Repeat the part of the Flow PHP DataFrame page that opens with the words containing "collect() : self: Before" and closes with "are also removed.", changing "references" to "pointers".
-- START TEXT PASSAGE --
Flow PHP

DataFrame

FinalYes

Methods

__construct() : mixed
aggregate() : self
autoCast() : self
batchSize() : self: Merge/Split Rows yielded by Extractor into batches of given size.
cache() : self: Start processing rows up to this moment and put each instance of Rows into previously defined cache.
collect() : self: Before transforming rows, collect them and merge into single Rows instance.
collectRefs() : self: This method allows to collect references to all entries used in this pipeline.
constrain() : self
count() : int
crossJoin() : self
display() : string
drop() : self: Drop given entries.
dropDuplicates() : $this
dropPartitions() : self: Drop all partitions from Rows, additionally when $dropPartitionColumns is set to true, partition columns are also removed.
duplicateRow() : self
fetch() : Rows: Be aware that fetch is not memory safe and will load all rows into memory.
filter() : self
filterPartitions() : self
filters() : self
forEach() : void
get() : Generator<string|int, Rows>: Yields each row as an instance of Rows.
getAsArray() : Generator<string|int, array<string|int, array<string|int, mixed>>>: Yields each row as an array.
getEach() : Generator<string|int, Row>: Yield each row as an instance of Row.
getEachAsArray() : Generator<string|int, array<string|int, mixed>>: Yield each row as an array.
groupBy() : GroupedDataFrame
join() : self
joinEach() : self
limit() : self
load() : self
map() : self
match() : self
mode() : $this: SaveMode defines how Flow should behave when writing to a file/files that already exists.
offset() : self: Skip given number of rows from the beginning of the dataset.
onError() : self
partitionBy() : self
pivot() : self
printRows() : void
printSchema() : void
rename() : self
renameAll() : self
renameAllLowerCase() : self
renameAllStyle() : self
renameAllUpperCase() : self
renameAllUpperCaseFirst() : self
renameAllUpperCaseWord() : self
renameEach() : self
reorderEntries() : self
rows() : self
run() : mixed
saveMode() : self: Alias for DataFrame::mode.
schema() : Schema
select() : self
sortBy() : self
transform() : self: Alias for DataFrame::with().
until() : self: The difference between filter and until is that filter will keep filtering rows until extractors finish yielding rows. Until will send a STOP signal to the Extractor when the condition is not met.
validate() : self
void() : self
with() : self
withEntries() : self
withEntry() : self
write() : self

__construct()


    public
                    __construct(Pipeline $pipeline, Config|FlowContext $context) : mixed

Parameters

$pipeline : Pipeline
$context : Config|FlowContext

aggregate()


    public
                    aggregate(AggregatingFunction ...$aggregations) : self

Parameters

$aggregations : AggregatingFunction

Return values

self

autoCast()


    public
                    autoCast() : self

Return values

self

batchSize()

Merge/Split Rows yielded by Extractor into batches of given size.
-- END TEXT PASSAGE --
-- START DATA SECTION --
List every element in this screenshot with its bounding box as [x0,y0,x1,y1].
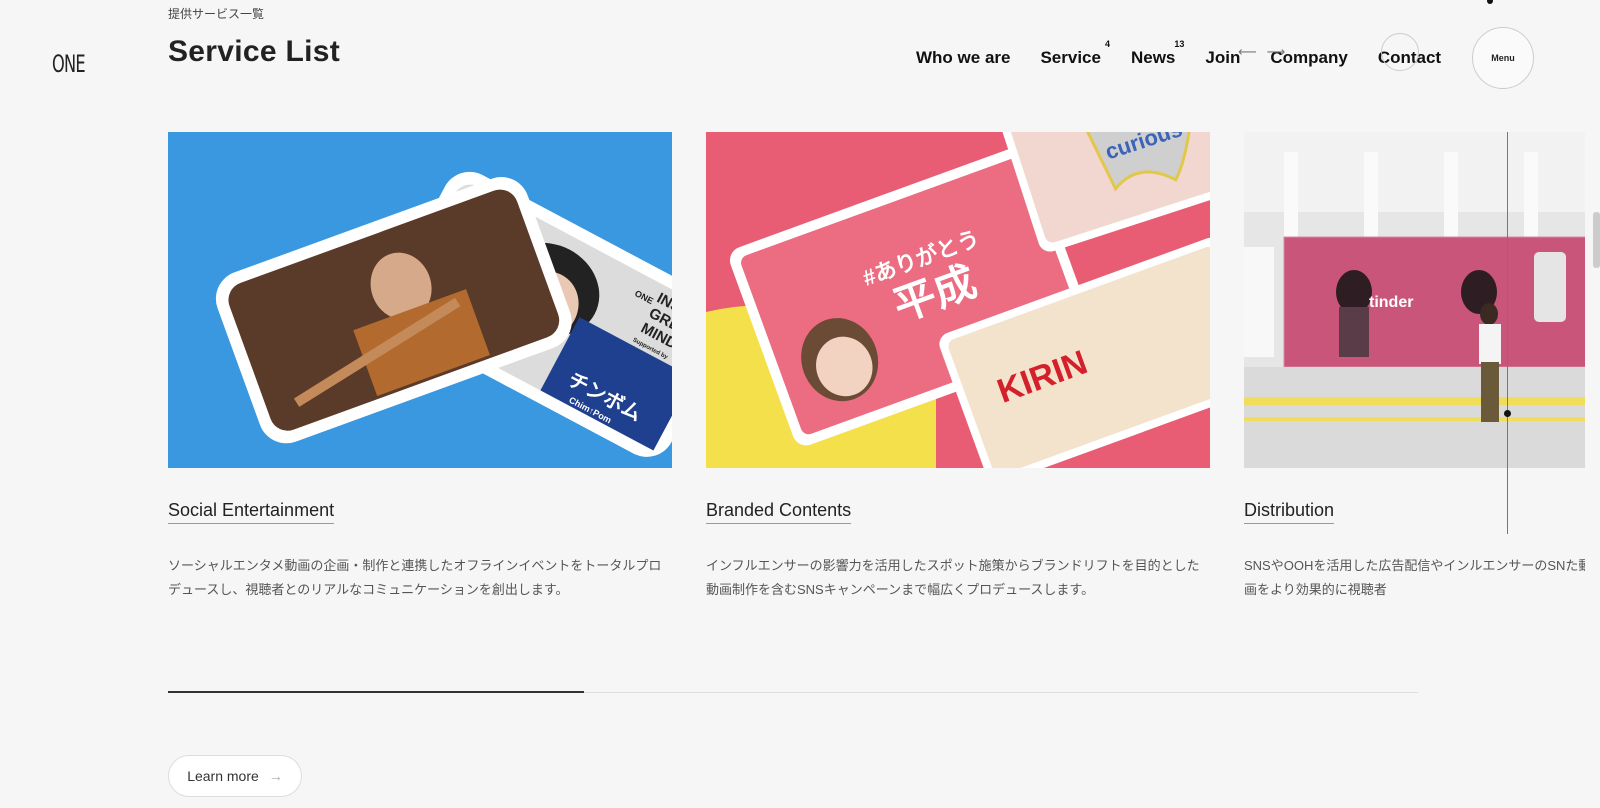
-- END DATA SECTION --
*RESULT:*
collect() : self: Before transforming rows, collect them and merge into single Rows instance.
collectRefs() : self: This method allows to collect pointers to all entries used in this pipeline.
constrain() : self
count() : int
crossJoin() : self
display() : string
drop() : self: Drop given entries.
dropDuplicates() : $this
dropPartitions() : self: Drop all partitions from Rows, additionally when $dropPartitionColumns is set to true, partition columns are also removed.